→ **WORK INSTRUCTIONS**: Your task is to repeat all of the material exactly.

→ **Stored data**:
-------

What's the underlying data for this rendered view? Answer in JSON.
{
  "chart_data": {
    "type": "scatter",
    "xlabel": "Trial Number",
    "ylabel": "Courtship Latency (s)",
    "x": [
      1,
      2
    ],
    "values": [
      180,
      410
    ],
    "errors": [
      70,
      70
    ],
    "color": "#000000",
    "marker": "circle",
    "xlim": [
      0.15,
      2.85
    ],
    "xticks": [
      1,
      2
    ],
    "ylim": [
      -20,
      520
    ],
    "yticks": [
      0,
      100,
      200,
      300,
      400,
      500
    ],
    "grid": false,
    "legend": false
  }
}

-------

→ **EXPECTED ANSWER**:
What's the underlying data for this rendered view? Answer in JSON.
{
  "chart_data": {
    "type": "scatter",
    "xlabel": "Trial Number",
    "ylabel": "Courtship Latency (s)",
    "x": [
      1,
      2
    ],
    "values": [
      180,
      410
    ],
    "errors": [
      70,
      70
    ],
    "color": "#000000",
    "marker": "circle",
    "xlim": [
      0.15,
      2.85
    ],
    "xticks": [
      1,
      2
    ],
    "ylim": [
      -20,
      520
    ],
    "yticks": [
      0,
      100,
      200,
      300,
      400,
      500
    ],
    "grid": false,
    "legend": false
  }
}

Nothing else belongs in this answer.